> WHAT YOU WILL DO: Repeat the listing in full, exactly as it stands.

> INFORMATION SUPPLIED:
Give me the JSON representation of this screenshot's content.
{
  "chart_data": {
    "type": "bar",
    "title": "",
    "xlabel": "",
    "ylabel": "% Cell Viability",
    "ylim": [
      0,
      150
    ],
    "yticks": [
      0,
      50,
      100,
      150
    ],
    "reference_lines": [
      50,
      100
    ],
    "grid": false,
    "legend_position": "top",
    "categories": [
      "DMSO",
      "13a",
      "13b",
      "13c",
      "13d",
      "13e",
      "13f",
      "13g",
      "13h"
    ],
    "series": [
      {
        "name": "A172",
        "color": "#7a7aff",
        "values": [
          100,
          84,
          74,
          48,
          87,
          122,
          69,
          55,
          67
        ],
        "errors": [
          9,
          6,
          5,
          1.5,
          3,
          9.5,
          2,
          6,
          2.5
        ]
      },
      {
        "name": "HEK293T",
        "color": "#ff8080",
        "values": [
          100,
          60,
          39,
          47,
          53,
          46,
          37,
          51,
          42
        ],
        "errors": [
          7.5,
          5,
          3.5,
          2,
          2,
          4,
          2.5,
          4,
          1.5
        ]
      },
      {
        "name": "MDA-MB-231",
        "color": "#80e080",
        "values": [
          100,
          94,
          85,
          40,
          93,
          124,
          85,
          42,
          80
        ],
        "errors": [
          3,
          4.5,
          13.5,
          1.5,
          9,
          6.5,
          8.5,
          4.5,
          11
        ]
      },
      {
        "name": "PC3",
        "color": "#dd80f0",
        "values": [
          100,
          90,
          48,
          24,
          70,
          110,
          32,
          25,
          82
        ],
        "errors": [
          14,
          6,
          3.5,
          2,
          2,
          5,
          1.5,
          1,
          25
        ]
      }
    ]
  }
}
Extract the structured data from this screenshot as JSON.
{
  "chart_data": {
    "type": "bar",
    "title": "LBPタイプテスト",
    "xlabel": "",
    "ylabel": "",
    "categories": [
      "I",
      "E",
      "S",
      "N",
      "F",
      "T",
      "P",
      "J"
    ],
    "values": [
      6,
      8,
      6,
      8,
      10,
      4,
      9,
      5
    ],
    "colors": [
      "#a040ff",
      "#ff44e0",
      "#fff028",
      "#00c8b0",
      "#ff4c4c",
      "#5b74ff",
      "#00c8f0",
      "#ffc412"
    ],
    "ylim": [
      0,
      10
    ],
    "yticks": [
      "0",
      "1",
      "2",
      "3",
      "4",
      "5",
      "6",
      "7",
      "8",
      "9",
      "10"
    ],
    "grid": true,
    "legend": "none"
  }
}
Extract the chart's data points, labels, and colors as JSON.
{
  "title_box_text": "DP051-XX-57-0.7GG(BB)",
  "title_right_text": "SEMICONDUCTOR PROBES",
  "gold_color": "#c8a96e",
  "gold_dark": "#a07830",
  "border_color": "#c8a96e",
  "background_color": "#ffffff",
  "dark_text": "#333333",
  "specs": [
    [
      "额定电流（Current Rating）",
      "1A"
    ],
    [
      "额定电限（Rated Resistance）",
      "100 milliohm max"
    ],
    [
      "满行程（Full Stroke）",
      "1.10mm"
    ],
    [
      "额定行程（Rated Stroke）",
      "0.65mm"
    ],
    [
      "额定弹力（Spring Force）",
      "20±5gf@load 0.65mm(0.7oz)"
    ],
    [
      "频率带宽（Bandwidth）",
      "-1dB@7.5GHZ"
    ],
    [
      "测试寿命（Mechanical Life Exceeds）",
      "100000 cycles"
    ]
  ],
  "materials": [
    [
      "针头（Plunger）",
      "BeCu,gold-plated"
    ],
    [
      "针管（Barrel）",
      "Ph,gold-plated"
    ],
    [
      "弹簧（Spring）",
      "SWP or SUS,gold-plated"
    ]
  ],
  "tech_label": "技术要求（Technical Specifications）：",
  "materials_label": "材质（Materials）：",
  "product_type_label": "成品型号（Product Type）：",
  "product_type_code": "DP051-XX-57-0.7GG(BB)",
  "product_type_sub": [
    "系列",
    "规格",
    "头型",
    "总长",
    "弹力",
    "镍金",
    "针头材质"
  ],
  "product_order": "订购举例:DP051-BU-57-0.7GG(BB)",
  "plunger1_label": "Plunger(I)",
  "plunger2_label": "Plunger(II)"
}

> CORRECT RESULT:
Give me the JSON representation of this screenshot's content.
{
  "chart_data": {
    "type": "bar",
    "title": "",
    "xlabel": "",
    "ylabel": "% Cell Viability",
    "ylim": [
      0,
      150
    ],
    "yticks": [
      0,
      50,
      100,
      150
    ],
    "reference_lines": [
      50,
      100
    ],
    "grid": false,
    "legend_position": "top",
    "categories": [
      "DMSO",
      "13a",
      "13b",
      "13c",
      "13d",
      "13e",
      "13f",
      "13g",
      "13h"
    ],
    "series": [
      {
        "name": "A172",
        "color": "#7a7aff",
        "values": [
          100,
          84,
          74,
          48,
          87,
          122,
          69,
          55,
          67
        ],
        "errors": [
          9,
          6,
          5,
          1.5,
          3,
          9.5,
          2,
          6,
          2.5
        ]
      },
      {
        "name": "HEK293T",
        "color": "#ff8080",
        "values": [
          100,
          60,
          39,
          47,
          53,
          46,
          37,
          51,
          42
        ],
        "errors": [
          7.5,
          5,
          3.5,
          2,
          2,
          4,
          2.5,
          4,
          1.5
        ]
      },
      {
        "name": "MDA-MB-231",
        "color": "#80e080",
        "values": [
          100,
          94,
          85,
          40,
          93,
          124,
          85,
          42,
          80
        ],
        "errors": [
          3,
          4.5,
          13.5,
          1.5,
          9,
          6.5,
          8.5,
          4.5,
          11
        ]
      },
      {
        "name": "PC3",
        "color": "#dd80f0",
        "values": [
          100,
          90,
          48,
          24,
          70,
          110,
          32,
          25,
          82
        ],
        "errors": [
          14,
          6,
          3.5,
          2,
          2,
          5,
          1.5,
          1,
          25
        ]
      }
    ]
  }
}
Extract the structured data from this screenshot as JSON.
{
  "chart_data": {
    "type": "bar",
    "title": "LBPタイプテスト",
    "xlabel": "",
    "ylabel": "",
    "categories": [
      "I",
      "E",
      "S",
      "N",
      "F",
      "T",
      "P",
      "J"
    ],
    "values": [
      6,
      8,
      6,
      8,
      10,
      4,
      9,
      5
    ],
    "colors": [
      "#a040ff",
      "#ff44e0",
      "#fff028",
      "#00c8b0",
      "#ff4c4c",
      "#5b74ff",
      "#00c8f0",
      "#ffc412"
    ],
    "ylim": [
      0,
      10
    ],
    "yticks": [
      "0",
      "1",
      "2",
      "3",
      "4",
      "5",
      "6",
      "7",
      "8",
      "9",
      "10"
    ],
    "grid": true,
    "legend": "none"
  }
}
Extract the chart's data points, labels, and colors as JSON.
{
  "title_box_text": "DP051-XX-57-0.7GG(BB)",
  "title_right_text": "SEMICONDUCTOR PROBES",
  "gold_color": "#c8a96e",
  "gold_dark": "#a07830",
  "border_color": "#c8a96e",
  "background_color": "#ffffff",
  "dark_text": "#333333",
  "specs": [
    [
      "额定电流（Current Rating）",
      "1A"
    ],
    [
      "额定电限（Rated Resistance）",
      "100 milliohm max"
    ],
    [
      "满行程（Full Stroke）",
      "1.10mm"
    ],
    [
      "额定行程（Rated Stroke）",
      "0.65mm"
    ],
    [
      "额定弹力（Spring Force）",
      "20±5gf@load 0.65mm(0.7oz)"
    ],
    [
      "频率带宽（Bandwidth）",
      "-1dB@7.5GHZ"
    ],
    [
      "测试寿命（Mechanical Life Exceeds）",
      "100000 cycles"
    ]
  ],
  "materials": [
    [
      "针头（Plunger）",
      "BeCu,gold-plated"
    ],
    [
      "针管（Barrel）",
      "Ph,gold-plated"
    ],
    [
      "弹簧（Spring）",
      "SWP or SUS,gold-plated"
    ]
  ],
  "tech_label": "技术要求（Technical Specifications）：",
  "materials_label": "材质（Materials）：",
  "product_type_label": "成品型号（Product Type）：",
  "product_type_code": "DP051-XX-57-0.7GG(BB)",
  "product_type_sub": [
    "系列",
    "规格",
    "头型",
    "总长",
    "弹力",
    "镍金",
    "针头材质"
  ],
  "product_order": "订购举例:DP051-BU-57-0.7GG(BB)",
  "plunger1_label": "Plunger(I)",
  "plunger2_label": "Plunger(II)"
}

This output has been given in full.